DIRECTIONS FOR THIS TASK -> Extract all lines that hold "screenshot" from the records below.

PROVIDED ENTRIES ->
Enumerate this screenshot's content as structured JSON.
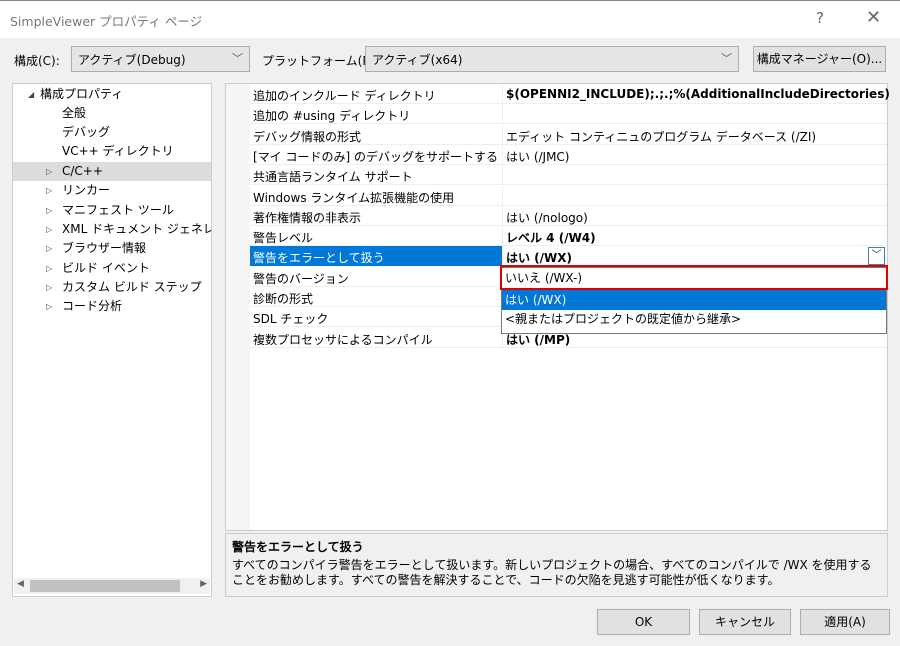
{
  "window": {
    "title": "SimpleViewer プロパティ ページ",
    "help": "?",
    "close": "✕"
  },
  "toolbar": {
    "config_label": "構成(C):",
    "config_value": "アクティブ(Debug)",
    "platform_label": "プラットフォーム(P):",
    "platform_value": "アクティブ(x64)",
    "config_manager": "構成マネージャー(O)..."
  },
  "tree": {
    "root": "構成プロパティ",
    "children": [
      "全般",
      "デバッグ",
      "VC++ ディレクトリ"
    ],
    "expandables": [
      "C/C++",
      "リンカー",
      "マニフェスト ツール",
      "XML ドキュメント ジェネレーター",
      "ブラウザー情報",
      "ビルド イベント",
      "カスタム ビルド ステップ",
      "コード分析"
    ]
  },
  "grid": {
    "rows": [
      {
        "name": "追加のインクルード ディレクトリ",
        "value": "$(OPENNI2_INCLUDE);.;.;%(AdditionalIncludeDirectories)"
      },
      {
        "name": "追加の #using ディレクトリ",
        "value": ""
      },
      {
        "name": "デバッグ情報の形式",
        "value": "エディット コンティニュのプログラム データベース (/ZI)"
      },
      {
        "name": "[マイ コードのみ] のデバッグをサポートする",
        "value": "はい (/JMC)"
      },
      {
        "name": "共通言語ランタイム サポート",
        "value": ""
      },
      {
        "name": "Windows ランタイム拡張機能の使用",
        "value": ""
      },
      {
        "name": "著作権情報の非表示",
        "value": "はい (/nologo)"
      },
      {
        "name": "警告レベル",
        "value": "レベル 4 (/W4)"
      },
      {
        "name": "警告をエラーとして扱う",
        "value": "はい (/WX)"
      },
      {
        "name": "警告のバージョン",
        "value": ""
      },
      {
        "name": "診断の形式",
        "value": ""
      },
      {
        "name": "SDL チェック",
        "value": ""
      },
      {
        "name": "複数プロセッサによるコンパイル",
        "value": "はい (/MP)"
      }
    ]
  },
  "dropdown": {
    "options": [
      "いいえ (/WX-)",
      "はい (/WX)",
      "<親またはプロジェクトの既定値から継承>"
    ],
    "selected": "はい (/WX)",
    "highlight_color": "#e00000"
  },
  "description": {
    "title": "警告をエラーとして扱う",
    "body": "すべてのコンパイラ警告をエラーとして扱います。新しいプロジェクトの場合、すべてのコンパイルで /WX を使用することをお勧めします。すべての警告を解決することで、コードの欠陥を見逃す可能性が低くなります。"
  },
  "buttons": {
    "ok": "OK",
    "cancel": "キャンセル",
    "apply": "適用(A)"
  }
}
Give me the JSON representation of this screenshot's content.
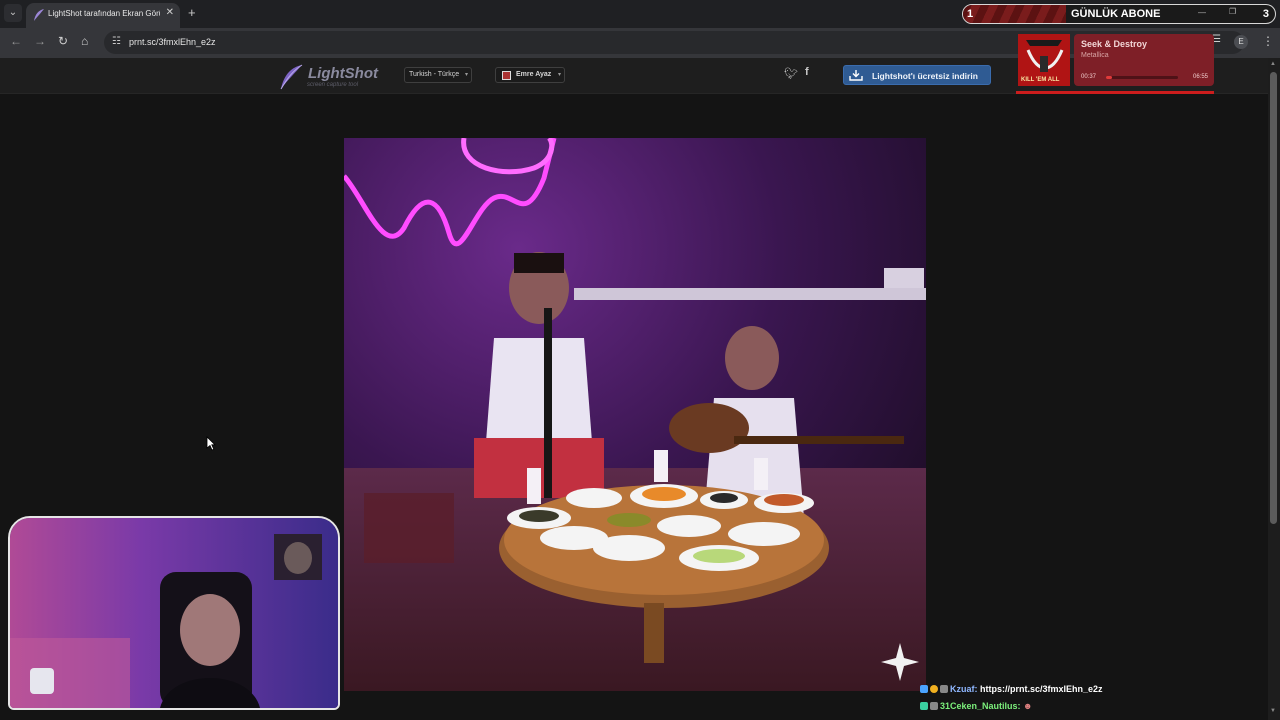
{
  "browser": {
    "tab_title": "LightShot tarafından Ekran Görüntüsü",
    "tab_close": "✕",
    "new_tab": "+",
    "url": "prnt.sc/3fmxlEhn_e2z",
    "profile_initial": "E"
  },
  "lightshot": {
    "logo_title": "LightShot",
    "logo_subtitle": "screen capture tool",
    "language": "Turkish - Türkçe",
    "user": "Emre Ayaz",
    "download_button": "Lightshot'ı ücretsiz indirin",
    "colors": {
      "header": "#1e1e1e",
      "download": "#2f5b93"
    }
  },
  "overlay": {
    "sub_counter_left": "1",
    "sub_title": "GÜNLÜK ABONE",
    "sub_counter_right": "3",
    "sub_progress": 0.33,
    "music": {
      "album_text": "KILL 'EM ALL",
      "song": "Seek & Destroy",
      "artist": "Metallica",
      "time_current": "00:37",
      "time_total": "06:55",
      "progress": 0.09
    },
    "chat": [
      {
        "user": "Kzuaf:",
        "message": "https://prnt.sc/3fmxlEhn_e2z"
      },
      {
        "user": "31Ceken_Nautilus:",
        "message": ""
      }
    ]
  }
}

ANSWER TO THIS TASK ->
Enumerate this screenshot's content as structured JSON.
Give me the JSON representation of this screenshot's content.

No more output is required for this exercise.